[Records about charts and figures]:
## begin

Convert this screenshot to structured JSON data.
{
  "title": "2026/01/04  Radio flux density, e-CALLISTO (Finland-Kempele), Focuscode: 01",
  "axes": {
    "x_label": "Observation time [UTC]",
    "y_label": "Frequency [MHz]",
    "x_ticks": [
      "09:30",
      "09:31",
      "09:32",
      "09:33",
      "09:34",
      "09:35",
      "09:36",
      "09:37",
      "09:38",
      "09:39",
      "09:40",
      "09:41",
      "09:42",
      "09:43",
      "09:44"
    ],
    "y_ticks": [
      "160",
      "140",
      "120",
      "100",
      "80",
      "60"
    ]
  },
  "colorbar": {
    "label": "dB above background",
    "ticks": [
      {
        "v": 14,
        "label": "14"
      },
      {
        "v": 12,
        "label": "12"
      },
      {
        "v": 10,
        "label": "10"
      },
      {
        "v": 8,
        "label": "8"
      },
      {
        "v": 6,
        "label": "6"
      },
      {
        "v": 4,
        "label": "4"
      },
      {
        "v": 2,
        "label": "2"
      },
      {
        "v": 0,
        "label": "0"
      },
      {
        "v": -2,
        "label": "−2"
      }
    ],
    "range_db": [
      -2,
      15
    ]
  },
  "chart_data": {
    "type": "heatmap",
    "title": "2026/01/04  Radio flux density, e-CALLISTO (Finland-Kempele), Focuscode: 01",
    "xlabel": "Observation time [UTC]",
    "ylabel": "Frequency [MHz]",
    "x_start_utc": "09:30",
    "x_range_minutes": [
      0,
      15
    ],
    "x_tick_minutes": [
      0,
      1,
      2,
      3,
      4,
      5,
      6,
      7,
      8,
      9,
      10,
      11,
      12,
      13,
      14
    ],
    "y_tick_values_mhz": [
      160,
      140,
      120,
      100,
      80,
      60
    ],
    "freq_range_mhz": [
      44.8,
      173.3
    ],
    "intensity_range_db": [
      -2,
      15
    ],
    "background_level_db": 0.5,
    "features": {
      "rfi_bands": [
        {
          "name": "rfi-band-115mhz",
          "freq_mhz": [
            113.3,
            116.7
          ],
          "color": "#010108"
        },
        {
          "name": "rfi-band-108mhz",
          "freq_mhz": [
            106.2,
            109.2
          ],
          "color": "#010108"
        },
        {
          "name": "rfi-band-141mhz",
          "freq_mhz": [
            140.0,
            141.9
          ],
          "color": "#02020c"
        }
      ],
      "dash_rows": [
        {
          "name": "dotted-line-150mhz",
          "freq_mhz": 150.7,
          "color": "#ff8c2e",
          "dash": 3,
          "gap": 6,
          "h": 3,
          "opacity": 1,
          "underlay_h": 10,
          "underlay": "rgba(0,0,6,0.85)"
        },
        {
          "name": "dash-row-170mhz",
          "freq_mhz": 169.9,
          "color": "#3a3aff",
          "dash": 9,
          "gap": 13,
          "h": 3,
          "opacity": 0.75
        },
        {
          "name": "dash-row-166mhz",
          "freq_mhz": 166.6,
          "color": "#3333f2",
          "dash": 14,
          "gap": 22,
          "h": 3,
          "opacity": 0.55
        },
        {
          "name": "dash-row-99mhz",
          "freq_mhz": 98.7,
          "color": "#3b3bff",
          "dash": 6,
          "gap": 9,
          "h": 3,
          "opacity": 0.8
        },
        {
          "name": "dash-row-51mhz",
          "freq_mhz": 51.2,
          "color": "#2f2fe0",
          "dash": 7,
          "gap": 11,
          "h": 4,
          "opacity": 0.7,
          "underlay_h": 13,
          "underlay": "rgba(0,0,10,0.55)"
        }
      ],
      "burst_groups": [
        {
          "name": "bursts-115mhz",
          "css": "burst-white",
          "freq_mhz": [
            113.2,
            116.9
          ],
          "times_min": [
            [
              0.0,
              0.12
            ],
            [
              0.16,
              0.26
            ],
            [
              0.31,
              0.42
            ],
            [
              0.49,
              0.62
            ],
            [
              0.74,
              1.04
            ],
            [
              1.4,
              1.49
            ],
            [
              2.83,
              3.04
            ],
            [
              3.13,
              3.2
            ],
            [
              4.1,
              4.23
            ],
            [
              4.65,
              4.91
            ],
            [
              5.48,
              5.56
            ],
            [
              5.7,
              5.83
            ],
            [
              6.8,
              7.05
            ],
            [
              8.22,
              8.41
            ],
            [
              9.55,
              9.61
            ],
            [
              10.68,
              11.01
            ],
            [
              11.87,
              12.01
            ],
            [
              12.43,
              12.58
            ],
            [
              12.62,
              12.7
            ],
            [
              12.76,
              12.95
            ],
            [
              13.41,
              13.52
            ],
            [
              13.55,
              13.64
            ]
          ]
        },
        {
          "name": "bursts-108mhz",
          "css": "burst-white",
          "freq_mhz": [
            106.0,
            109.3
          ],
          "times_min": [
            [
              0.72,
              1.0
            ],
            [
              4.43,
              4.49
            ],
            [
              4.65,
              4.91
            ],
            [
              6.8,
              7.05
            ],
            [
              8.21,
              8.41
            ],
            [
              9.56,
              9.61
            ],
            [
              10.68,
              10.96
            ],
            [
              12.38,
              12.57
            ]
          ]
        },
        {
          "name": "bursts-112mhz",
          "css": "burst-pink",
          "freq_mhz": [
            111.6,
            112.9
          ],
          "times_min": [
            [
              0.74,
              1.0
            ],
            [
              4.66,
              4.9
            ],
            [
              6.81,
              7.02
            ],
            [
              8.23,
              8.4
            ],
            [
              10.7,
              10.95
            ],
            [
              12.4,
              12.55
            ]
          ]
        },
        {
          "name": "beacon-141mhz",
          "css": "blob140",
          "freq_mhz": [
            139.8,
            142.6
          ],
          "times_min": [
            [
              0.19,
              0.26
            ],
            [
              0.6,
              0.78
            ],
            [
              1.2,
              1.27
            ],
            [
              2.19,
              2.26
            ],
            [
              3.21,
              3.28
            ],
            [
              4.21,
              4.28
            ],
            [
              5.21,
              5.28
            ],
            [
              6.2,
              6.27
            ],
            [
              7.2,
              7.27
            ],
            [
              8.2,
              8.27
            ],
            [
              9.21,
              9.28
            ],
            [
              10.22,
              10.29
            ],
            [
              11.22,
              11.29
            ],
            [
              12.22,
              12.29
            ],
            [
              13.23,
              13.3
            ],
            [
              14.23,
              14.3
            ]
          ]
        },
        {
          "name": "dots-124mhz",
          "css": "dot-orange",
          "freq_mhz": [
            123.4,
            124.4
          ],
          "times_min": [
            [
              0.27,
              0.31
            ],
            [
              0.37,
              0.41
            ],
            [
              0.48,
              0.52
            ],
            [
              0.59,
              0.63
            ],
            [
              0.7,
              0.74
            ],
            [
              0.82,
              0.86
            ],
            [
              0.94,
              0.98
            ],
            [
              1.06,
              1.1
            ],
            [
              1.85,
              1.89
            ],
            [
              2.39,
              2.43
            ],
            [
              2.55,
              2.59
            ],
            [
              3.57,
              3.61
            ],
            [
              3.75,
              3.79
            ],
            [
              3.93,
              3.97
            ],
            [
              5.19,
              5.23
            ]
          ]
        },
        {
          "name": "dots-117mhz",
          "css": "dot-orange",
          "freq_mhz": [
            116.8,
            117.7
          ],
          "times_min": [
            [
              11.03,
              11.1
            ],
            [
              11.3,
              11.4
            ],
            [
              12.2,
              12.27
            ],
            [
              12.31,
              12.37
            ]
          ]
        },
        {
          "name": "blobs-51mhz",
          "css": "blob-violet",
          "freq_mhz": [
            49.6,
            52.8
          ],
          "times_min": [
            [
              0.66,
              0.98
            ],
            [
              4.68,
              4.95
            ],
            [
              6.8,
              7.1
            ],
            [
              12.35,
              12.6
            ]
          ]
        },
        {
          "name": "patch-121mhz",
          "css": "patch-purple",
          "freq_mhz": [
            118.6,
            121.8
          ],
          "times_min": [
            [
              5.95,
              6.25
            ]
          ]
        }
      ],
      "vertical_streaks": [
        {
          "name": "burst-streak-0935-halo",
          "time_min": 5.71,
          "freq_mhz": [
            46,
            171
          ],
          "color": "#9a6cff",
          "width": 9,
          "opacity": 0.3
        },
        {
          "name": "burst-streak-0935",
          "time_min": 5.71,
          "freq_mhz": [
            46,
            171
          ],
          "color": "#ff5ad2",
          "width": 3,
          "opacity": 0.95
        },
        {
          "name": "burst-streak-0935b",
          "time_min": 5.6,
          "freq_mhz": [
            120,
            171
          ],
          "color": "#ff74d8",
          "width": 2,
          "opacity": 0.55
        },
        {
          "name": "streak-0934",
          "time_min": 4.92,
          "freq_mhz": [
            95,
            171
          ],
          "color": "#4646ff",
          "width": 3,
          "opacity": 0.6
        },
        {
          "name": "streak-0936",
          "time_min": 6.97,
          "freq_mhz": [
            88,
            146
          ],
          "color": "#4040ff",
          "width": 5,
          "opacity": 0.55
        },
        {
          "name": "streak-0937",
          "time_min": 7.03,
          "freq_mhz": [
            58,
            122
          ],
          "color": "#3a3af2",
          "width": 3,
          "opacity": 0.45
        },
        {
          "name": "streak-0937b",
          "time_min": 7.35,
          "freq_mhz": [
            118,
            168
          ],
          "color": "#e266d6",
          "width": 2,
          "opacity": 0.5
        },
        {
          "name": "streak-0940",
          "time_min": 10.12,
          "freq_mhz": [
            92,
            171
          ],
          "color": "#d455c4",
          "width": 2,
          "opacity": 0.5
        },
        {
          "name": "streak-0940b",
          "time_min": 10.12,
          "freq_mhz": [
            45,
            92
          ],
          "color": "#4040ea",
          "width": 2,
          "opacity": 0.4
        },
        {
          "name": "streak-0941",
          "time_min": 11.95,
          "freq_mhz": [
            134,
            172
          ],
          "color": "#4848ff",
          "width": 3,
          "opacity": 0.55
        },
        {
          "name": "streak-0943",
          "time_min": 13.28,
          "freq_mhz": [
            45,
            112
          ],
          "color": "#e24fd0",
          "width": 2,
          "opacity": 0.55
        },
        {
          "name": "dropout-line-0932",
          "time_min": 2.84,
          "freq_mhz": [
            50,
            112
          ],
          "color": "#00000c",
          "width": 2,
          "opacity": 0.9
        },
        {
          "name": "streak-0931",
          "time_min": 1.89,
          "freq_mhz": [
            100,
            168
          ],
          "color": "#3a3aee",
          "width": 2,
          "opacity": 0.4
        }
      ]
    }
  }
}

## end

[THE REQUEST]: Collect every line above that contains the word "density".

[SOLUTION]:
  "title": "2026/01/04  Radio flux density, e-CALLISTO (Finland-Kempele), Focuscode: 01",
    "title": "2026/01/04  Radio flux density, e-CALLISTO (Finland-Kempele), Focuscode: 01",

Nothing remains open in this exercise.